▸ **Extracted records**
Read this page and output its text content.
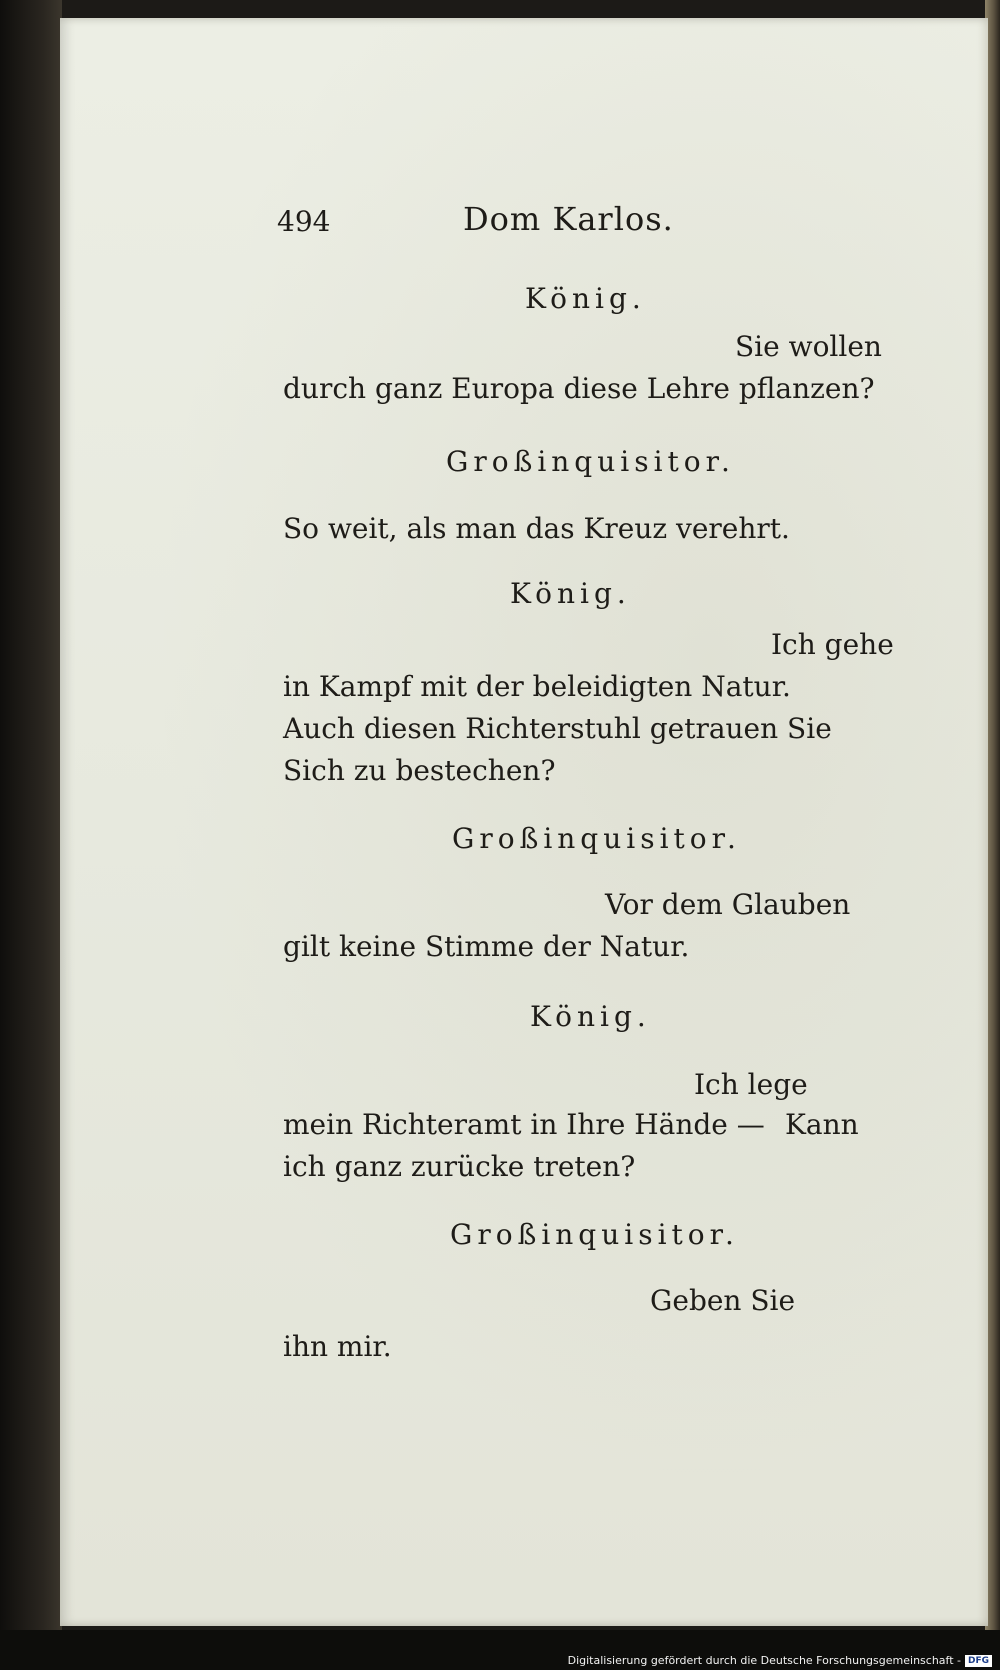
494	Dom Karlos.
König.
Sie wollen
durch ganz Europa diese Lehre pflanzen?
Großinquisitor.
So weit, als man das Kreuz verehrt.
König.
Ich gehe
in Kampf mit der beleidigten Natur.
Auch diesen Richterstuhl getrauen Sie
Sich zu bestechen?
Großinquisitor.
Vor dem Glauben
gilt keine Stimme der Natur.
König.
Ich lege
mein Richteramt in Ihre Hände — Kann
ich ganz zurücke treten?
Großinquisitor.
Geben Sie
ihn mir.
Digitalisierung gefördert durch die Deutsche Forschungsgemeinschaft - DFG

...

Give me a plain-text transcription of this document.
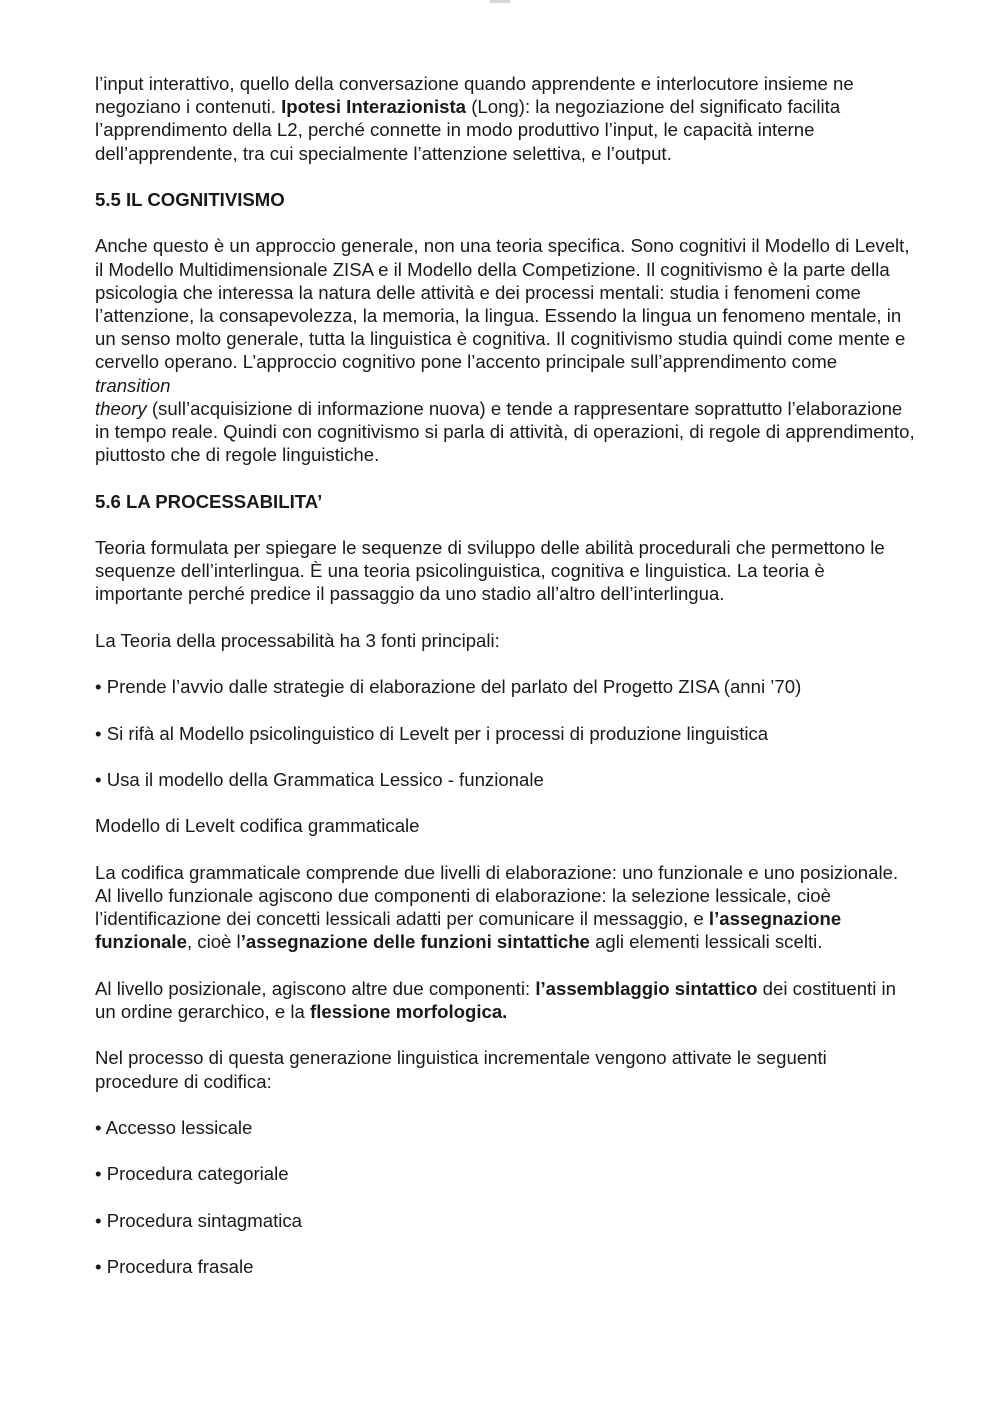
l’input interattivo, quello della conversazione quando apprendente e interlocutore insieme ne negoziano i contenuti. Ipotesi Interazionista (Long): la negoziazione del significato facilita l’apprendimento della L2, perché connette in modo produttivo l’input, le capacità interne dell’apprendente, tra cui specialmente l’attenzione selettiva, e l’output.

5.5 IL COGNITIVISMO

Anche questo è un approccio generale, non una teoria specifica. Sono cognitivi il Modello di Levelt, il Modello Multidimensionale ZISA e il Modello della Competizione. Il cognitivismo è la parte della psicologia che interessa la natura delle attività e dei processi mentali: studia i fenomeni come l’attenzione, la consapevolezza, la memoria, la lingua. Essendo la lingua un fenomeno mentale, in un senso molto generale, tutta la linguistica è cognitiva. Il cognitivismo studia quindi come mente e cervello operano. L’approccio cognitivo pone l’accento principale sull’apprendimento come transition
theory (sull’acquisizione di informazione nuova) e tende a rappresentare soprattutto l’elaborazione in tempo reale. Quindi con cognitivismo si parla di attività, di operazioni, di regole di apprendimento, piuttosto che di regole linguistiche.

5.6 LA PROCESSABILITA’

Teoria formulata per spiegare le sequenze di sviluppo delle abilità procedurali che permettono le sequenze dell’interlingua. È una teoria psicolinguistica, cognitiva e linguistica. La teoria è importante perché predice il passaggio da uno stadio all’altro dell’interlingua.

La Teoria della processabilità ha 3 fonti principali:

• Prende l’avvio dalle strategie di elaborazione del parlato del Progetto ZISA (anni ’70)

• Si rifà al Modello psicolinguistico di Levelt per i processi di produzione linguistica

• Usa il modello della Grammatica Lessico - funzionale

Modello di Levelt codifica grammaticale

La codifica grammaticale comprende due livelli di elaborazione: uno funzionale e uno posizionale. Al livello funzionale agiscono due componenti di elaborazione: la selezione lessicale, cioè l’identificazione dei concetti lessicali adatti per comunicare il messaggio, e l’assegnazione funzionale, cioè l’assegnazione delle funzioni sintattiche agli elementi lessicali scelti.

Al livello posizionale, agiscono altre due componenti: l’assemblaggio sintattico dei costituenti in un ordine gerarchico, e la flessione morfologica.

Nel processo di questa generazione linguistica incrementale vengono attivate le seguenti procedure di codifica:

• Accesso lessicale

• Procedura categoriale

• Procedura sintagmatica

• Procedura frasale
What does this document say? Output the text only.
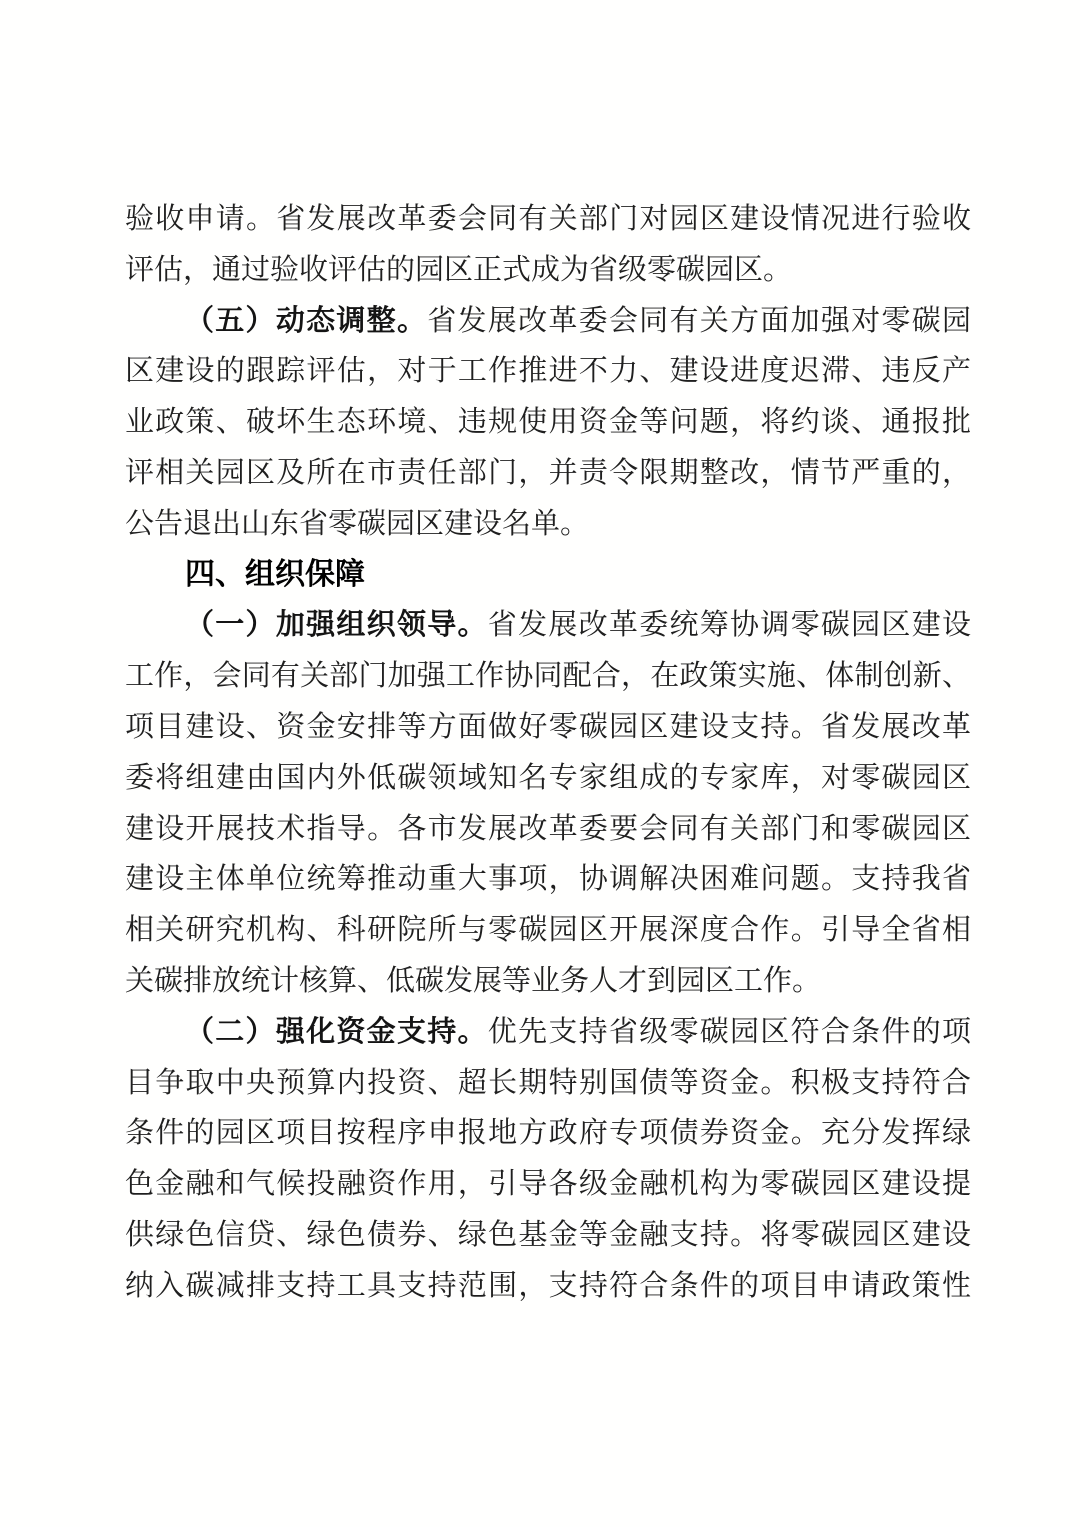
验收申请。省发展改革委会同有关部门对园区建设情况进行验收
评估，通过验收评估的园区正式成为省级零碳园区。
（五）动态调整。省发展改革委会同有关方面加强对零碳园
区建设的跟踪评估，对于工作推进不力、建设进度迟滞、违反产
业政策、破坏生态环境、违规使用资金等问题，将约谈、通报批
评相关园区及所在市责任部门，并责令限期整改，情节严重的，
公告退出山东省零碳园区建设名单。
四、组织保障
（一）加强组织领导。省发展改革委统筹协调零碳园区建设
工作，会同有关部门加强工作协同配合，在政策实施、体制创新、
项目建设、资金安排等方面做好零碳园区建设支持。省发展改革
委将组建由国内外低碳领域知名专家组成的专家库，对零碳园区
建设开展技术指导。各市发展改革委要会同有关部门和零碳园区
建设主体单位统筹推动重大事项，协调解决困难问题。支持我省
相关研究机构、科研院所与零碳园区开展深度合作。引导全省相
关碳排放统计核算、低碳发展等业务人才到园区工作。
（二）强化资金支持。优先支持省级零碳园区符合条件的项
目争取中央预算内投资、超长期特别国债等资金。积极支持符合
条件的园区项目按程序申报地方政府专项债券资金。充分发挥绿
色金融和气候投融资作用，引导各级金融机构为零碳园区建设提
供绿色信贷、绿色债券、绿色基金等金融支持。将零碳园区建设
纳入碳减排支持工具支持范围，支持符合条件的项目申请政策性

▸ **Request**
Copy out every line in the listing where the word "text" appears.

▸ **Answer for the task**
Read this page and output its text content.
Give me a plain-text transcription of this document.
What does this document say? Output the text only.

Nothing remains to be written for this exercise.